Vorliegender Text:
+ + + + +

Bis Mitte der Siebziger Jahre, also bis zum Einbruch der ersteren größeren Wirtschaftskrise, hat es oft bereits gereicht, wenn die Arbeiter mit Streik gedroht haben. Ende der Siebziger hätte man dann wirklich streiken müssen, aber die Gewerkschaften hatten zu diesem Zeitpunkt bereits den Grundirrtum der sozialen Partnerschaft ausgebaut, obwohl der Bildungsschwerpunkt der IG-Metall bis 1993 darin bestand, den Gegensatz zwischen Arbeit und Kapital als prägend für die Gesellschaft nachzuzeichnen. Das wurde 1993 geschliffen, was fatal war, denn ohne diese Einsicht und Haltung macht man die Gewerkschaftler zu einer Abart von Versicherungsvertretern.

+ + + + +

Gib aus dem Text über die Gewerkschaften den Abschnitt von „Bis Mitte der“ bis „Abart von Versicherungsvertretern.“ wortgetreu aus. Das Material spielt hierfür keine Rolle.

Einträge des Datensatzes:

+ + + + +

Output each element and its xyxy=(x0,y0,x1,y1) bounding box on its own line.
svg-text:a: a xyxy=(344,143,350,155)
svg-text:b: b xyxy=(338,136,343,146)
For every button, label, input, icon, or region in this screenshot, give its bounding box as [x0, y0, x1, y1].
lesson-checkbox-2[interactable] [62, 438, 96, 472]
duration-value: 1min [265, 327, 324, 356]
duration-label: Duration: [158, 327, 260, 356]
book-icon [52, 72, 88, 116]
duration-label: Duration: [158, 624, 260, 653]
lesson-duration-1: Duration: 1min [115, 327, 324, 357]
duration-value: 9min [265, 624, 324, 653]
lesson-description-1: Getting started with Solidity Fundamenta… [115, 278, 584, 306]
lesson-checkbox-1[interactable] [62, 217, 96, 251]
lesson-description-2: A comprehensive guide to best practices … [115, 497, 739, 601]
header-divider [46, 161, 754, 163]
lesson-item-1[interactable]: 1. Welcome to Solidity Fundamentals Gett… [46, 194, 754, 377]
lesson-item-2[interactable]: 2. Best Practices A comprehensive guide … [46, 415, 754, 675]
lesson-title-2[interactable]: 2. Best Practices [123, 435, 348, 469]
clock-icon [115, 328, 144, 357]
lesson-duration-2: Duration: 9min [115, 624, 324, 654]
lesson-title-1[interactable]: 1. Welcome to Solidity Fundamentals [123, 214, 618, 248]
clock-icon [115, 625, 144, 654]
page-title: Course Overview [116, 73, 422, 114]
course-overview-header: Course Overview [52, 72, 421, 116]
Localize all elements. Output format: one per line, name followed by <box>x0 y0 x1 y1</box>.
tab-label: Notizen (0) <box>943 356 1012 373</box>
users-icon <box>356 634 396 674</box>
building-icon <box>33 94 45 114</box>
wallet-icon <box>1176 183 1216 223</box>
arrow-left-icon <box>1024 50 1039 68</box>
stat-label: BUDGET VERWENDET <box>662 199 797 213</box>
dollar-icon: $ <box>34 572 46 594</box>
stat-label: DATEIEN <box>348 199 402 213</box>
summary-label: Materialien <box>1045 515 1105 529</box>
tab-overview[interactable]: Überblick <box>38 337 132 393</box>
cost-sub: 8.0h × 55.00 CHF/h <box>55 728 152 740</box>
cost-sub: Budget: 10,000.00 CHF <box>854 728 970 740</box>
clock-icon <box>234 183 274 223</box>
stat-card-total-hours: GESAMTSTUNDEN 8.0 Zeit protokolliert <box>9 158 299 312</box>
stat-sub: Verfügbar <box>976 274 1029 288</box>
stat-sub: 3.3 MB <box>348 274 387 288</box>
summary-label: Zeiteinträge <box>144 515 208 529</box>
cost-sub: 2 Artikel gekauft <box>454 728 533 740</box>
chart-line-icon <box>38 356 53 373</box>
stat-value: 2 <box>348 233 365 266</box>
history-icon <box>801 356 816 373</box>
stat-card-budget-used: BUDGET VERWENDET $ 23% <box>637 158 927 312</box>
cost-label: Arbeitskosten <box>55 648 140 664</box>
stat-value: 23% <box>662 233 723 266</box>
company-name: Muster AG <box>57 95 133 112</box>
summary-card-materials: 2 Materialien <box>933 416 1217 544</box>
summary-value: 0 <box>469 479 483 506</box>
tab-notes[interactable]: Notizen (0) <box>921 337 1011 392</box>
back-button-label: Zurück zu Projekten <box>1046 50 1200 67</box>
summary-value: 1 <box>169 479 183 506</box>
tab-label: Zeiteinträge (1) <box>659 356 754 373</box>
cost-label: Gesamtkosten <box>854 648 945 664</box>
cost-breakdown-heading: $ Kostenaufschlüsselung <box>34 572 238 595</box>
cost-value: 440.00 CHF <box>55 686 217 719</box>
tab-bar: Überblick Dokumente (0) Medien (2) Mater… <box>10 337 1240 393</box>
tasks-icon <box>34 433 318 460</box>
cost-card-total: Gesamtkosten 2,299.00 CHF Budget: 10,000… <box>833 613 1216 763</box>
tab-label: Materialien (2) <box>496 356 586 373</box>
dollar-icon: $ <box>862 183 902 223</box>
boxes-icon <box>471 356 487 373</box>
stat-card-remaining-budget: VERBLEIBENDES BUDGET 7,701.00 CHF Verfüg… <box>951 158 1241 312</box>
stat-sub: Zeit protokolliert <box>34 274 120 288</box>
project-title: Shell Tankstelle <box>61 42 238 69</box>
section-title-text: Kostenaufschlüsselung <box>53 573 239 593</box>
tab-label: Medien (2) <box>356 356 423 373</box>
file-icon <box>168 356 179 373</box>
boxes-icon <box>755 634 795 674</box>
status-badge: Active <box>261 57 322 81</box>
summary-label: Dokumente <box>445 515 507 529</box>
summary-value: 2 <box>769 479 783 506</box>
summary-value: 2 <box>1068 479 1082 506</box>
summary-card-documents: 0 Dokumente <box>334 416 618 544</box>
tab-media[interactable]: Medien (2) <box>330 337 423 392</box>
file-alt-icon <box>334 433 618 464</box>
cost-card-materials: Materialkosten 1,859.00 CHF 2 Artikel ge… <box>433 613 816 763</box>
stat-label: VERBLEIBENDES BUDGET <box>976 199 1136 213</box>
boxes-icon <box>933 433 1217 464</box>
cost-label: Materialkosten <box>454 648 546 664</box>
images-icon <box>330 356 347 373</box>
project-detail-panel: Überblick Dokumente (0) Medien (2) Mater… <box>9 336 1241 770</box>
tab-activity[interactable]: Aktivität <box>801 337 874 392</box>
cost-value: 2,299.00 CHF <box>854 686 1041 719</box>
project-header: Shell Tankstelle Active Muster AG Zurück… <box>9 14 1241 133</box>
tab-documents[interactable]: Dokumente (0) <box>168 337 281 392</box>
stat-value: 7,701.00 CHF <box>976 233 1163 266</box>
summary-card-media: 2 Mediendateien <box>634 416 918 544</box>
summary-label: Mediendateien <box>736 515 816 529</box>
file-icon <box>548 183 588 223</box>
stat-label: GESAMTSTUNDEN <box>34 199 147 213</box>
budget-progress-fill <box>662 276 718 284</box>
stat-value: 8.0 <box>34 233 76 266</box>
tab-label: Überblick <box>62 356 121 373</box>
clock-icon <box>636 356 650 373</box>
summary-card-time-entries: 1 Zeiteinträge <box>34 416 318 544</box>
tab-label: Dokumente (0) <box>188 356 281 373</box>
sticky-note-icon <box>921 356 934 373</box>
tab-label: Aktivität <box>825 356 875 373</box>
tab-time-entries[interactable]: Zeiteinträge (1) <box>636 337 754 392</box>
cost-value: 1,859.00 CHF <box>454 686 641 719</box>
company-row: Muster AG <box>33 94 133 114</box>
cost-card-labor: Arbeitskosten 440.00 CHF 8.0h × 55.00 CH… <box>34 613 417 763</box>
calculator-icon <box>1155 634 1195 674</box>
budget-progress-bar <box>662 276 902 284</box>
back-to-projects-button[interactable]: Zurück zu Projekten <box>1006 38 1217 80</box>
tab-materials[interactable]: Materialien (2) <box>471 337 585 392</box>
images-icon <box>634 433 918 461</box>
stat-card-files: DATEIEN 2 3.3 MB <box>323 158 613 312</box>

+ + + + +

Richtiges Ergebnis:
Bis Mitte der Siebziger Jahre, also bis zum Einbruch der ersteren größeren Wirtschaftskrise, hat es oft bereits gereicht, wenn die Arbeiter mit Streik gedroht haben. Ende der Siebziger hätte man dann wirklich streiken müssen, aber die Gewerkschaften hatten zu diesem Zeitpunkt bereits den Grundirrtum der sozialen Partnerschaft ausgebaut, obwohl der Bildungsschwerpunkt der IG-Metall bis 1993 darin bestand, den Gegensatz zwischen Arbeit und Kapital als prägend für die Gesellschaft nachzuzeichnen. Das wurde 1993 geschliffen, was fatal war, denn ohne diese Einsicht und Haltung macht man die Gewerkschaftler zu einer Abart von Versicherungsvertretern.